— Quoted passage —
┌──

[Python-Dev] PEP487: Simpler customization of class creation

Sylvain Corlay sylvain.corlay at gmail.com
Wed Jul 20 13:40:19 EDT 2016


Hi Nick,

Thank you for your reply. I understand your argument about using protocol
method names that are
very specific to a particular intended use case.

Interestingly, the one example that is provided in the PEP is that of a
"trait" which is pretty much the same as traitlets. (traitlets started as a
pure python implementation of Enthought's traits library).

My point is that in any real-world implementation of traits, __set_name__
will do a lot more than setting the name, which makes the name misleading.

Cheers,

Sylvain

On Wed, Jul 20, 2016 at 6:22 PM, Nick Coghlan <ncoghlan at gmail.com> wrote:

> Hi Sylvain,
>
> Thanks for getting in touch! The traitlets library sounds interesting,
> and provides good additional evidence that this is a capability that
> folks are interested in having available.
>
> On 20 July 2016 at 15:26, Sylvain Corlay <sylvain.corlay at gmail.com> wrote:
> > My understanding is that the proposed __set_name__ in PEP487 exactly
> > corresponds to our class_init, although interestingly we often do much
> more
> > in class_init than setting the name of the descriptor, such as setting a
> > this_class attribute or calling class_init on contained descriptors.

└──

— What to work on —
1. In the PEP 487 email, what did the traitlets library start as?
2. Extend the PEP 487 email past its final line by continuing the quoted earlier message in the same style.

— Supplied information —
┌──

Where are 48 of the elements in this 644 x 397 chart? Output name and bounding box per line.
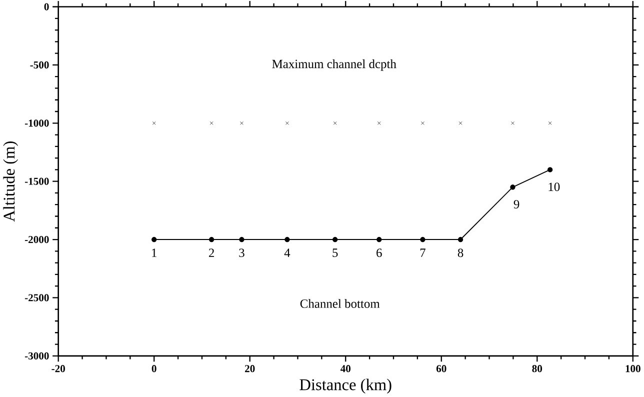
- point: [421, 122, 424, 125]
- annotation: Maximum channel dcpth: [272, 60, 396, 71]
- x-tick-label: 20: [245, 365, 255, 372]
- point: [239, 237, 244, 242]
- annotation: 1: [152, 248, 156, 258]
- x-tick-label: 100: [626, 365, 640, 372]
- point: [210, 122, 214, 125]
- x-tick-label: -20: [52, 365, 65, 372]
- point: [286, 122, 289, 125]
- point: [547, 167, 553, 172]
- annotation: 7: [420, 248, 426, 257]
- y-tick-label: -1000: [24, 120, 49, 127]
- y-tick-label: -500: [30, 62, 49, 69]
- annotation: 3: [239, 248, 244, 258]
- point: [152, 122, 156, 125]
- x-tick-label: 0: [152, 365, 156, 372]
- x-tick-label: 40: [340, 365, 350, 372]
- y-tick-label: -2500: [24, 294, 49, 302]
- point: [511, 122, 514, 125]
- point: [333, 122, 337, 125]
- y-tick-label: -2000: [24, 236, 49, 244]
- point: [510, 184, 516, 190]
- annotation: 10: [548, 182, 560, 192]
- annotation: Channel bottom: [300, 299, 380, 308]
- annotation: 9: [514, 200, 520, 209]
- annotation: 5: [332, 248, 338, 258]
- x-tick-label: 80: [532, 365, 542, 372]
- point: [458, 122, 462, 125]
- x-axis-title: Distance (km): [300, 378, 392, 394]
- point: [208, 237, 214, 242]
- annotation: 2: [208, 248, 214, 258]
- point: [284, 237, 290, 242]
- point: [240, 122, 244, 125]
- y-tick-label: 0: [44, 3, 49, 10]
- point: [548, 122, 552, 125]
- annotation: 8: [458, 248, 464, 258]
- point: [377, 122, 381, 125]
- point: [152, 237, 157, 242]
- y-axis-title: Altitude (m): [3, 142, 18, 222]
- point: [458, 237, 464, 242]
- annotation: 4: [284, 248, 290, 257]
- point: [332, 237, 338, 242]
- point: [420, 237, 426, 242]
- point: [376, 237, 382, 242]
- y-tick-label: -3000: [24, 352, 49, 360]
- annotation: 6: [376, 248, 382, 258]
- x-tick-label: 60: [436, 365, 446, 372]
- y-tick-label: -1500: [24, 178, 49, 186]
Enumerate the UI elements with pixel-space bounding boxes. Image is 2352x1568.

└──

— Response list —
1. A pure Python implementation of Enthought's traits library.

2.
> > Therefore I do not think that the names __set_name__ or __set_owner__ are
> > appropriate for this use case.
> >
> > In a way, the long-form explicit names for our class_init and
> instance_init
> > methods would be something like __init_fom_owner_class__, and
> > __touch_instance__.
>
> It's certainly a reasonable question/concern, but we've learned from
> experience that we're better off using protocol method names that are
> very specific to a particular intended use case, even if they can be
> adapted for other purposes. The trick is that we want educators
> teaching Python to be able to very easily answer the question of "What
> is this special method for?" (even if they later go on to say "And
> it's also used for these other things...")
>
> One previous example of that is the __index__ protocol, where the
> actual semantics are "instances of this type can be losslessly
> converted to integers", but the protocol is named for the particular
> use case "instances of this type can be used as sequence indices".
>
> For PEP 487, the two operations guiding the naming of the methods are
> "notify a base class when a new subclass is defined" and "notify a
> descriptor of its attribute name when assigned to a class". The
> precise verbs then mirror those already used in other parts of the
> related protocols (with __init__ leading to __init_subclass__, and
> __set__ leading to __set_name__).
>
> The main capability that __set_name__ provides that was previously
> difficult is letting a descriptor know its own name in the class
> namespace. The fact a descriptor implementor can do anything else they
> want as a side-effect of that new method being called isn't
> substantially different from the ability to add side-effects to the
> existing __get__, __set__ and __delete__ protocol methods.
>
> Cheers,
> Nick.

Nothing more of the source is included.